# [Stated exercise]
Start at the line containing "Output the text content of this document." and transcribe every line exactly through the end of the records below, and only those lines.

- - - -

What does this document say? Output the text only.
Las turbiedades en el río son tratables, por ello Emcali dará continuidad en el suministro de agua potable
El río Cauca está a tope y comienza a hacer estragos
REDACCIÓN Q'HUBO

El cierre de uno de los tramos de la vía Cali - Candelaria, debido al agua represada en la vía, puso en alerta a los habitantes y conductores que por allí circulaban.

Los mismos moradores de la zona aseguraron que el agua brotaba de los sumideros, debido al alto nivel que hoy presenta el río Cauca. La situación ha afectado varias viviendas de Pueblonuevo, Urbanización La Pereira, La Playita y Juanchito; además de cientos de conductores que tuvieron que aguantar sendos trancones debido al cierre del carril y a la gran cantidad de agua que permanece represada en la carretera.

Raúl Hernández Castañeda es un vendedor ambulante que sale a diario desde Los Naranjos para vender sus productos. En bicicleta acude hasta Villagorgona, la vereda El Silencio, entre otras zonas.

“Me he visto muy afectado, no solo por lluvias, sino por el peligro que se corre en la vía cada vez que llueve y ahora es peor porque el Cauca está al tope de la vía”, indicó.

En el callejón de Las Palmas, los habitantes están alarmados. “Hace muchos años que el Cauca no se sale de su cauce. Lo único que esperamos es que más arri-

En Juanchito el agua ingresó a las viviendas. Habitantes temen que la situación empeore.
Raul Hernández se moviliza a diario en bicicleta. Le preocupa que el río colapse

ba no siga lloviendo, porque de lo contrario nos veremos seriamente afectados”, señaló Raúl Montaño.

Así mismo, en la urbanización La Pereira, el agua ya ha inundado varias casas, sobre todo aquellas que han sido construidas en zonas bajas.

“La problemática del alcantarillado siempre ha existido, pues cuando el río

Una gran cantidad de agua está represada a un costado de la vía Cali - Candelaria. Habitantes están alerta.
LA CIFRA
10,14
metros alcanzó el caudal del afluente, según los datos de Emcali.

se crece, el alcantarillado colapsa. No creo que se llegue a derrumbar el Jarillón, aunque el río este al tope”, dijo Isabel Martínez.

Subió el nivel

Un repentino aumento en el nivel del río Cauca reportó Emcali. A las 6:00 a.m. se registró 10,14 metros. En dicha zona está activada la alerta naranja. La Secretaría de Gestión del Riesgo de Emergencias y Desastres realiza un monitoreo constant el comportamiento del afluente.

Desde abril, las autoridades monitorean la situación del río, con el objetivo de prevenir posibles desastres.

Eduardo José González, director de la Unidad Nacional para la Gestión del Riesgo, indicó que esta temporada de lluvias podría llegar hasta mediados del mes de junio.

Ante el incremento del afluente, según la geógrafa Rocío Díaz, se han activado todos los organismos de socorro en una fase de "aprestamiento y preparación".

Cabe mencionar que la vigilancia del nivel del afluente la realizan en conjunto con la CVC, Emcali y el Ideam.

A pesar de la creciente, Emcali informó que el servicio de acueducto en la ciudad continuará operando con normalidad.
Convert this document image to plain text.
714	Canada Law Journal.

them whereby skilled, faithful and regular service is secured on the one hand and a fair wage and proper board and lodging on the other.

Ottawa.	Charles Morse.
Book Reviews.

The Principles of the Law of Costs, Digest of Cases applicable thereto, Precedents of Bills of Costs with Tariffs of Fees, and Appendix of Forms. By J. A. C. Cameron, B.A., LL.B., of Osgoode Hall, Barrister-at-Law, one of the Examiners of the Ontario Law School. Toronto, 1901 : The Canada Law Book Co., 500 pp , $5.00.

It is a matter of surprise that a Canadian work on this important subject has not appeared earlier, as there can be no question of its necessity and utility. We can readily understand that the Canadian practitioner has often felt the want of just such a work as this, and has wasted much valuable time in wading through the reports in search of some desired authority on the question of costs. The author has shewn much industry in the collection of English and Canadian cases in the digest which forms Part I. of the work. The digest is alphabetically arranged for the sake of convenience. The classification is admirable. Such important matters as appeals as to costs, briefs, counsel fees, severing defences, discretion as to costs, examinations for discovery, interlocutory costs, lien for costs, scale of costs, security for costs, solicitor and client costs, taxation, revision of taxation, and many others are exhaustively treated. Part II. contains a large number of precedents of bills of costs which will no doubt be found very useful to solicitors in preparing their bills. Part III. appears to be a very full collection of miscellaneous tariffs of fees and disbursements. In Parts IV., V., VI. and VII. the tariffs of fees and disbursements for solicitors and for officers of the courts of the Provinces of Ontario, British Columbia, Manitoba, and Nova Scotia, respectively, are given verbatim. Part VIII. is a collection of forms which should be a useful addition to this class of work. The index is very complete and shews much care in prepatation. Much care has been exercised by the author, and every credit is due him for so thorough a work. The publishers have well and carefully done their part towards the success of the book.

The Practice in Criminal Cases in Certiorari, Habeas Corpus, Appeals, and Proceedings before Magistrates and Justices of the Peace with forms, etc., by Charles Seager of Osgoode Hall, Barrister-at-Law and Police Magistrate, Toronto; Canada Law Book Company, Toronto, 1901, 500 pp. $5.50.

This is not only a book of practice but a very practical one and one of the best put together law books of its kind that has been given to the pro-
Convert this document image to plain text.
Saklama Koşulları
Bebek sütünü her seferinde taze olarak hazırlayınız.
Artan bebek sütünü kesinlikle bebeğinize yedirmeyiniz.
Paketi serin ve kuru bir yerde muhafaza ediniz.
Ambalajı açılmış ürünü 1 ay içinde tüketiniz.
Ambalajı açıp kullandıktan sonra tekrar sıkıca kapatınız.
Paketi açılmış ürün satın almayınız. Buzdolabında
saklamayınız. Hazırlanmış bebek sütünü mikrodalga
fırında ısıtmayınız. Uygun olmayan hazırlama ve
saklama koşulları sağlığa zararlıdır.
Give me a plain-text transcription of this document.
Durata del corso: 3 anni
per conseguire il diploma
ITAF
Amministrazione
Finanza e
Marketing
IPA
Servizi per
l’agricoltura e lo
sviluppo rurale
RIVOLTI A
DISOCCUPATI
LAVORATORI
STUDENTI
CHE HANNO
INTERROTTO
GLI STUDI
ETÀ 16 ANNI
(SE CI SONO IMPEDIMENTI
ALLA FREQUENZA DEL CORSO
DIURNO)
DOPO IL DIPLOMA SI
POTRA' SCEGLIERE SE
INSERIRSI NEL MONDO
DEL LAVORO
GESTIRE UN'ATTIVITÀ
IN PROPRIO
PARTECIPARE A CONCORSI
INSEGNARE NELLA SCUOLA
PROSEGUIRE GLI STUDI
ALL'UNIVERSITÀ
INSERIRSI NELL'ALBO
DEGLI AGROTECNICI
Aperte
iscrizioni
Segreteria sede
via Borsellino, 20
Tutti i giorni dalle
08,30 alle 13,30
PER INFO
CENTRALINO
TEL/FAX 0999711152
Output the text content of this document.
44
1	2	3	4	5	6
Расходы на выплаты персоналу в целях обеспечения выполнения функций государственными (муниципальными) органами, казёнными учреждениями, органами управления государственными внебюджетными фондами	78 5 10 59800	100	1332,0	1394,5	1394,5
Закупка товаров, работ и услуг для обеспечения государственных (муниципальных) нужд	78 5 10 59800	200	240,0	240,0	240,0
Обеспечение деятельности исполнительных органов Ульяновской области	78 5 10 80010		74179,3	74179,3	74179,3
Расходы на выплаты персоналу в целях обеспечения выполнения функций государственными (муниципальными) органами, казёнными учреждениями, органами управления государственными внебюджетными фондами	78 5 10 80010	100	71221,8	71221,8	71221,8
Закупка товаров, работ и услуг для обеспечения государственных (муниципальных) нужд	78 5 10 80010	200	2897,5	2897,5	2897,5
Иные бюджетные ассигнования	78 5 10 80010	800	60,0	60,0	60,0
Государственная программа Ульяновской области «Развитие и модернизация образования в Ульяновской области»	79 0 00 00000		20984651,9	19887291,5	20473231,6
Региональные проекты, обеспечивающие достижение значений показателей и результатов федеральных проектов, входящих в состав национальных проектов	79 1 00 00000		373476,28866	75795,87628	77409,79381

- - - -

# [Problem solution]
Output the text content of this document.
44
1	2	3	4	5	6
Расходы на выплаты персоналу в целях обеспечения выполнения функций государственными (муниципальными) органами, казёнными учреждениями, органами управления государственными внебюджетными фондами	78 5 10 59800	100	1332,0	1394,5	1394,5
Закупка товаров, работ и услуг для обеспечения государственных (муниципальных) нужд	78 5 10 59800	200	240,0	240,0	240,0
Обеспечение деятельности исполнительных органов Ульяновской области	78 5 10 80010		74179,3	74179,3	74179,3
Расходы на выплаты персоналу в целях обеспечения выполнения функций государственными (муниципальными) органами, казёнными учреждениями, органами управления государственными внебюджетными фондами	78 5 10 80010	100	71221,8	71221,8	71221,8
Закупка товаров, работ и услуг для обеспечения государственных (муниципальных) нужд	78 5 10 80010	200	2897,5	2897,5	2897,5
Иные бюджетные ассигнования	78 5 10 80010	800	60,0	60,0	60,0
Государственная программа Ульяновской области «Развитие и модернизация образования в Ульяновской области»	79 0 00 00000		20984651,9	19887291,5	20473231,6
Региональные проекты, обеспечивающие достижение значений показателей и результатов федеральных проектов, входящих в состав национальных проектов	79 1 00 00000		373476,28866	75795,87628	77409,79381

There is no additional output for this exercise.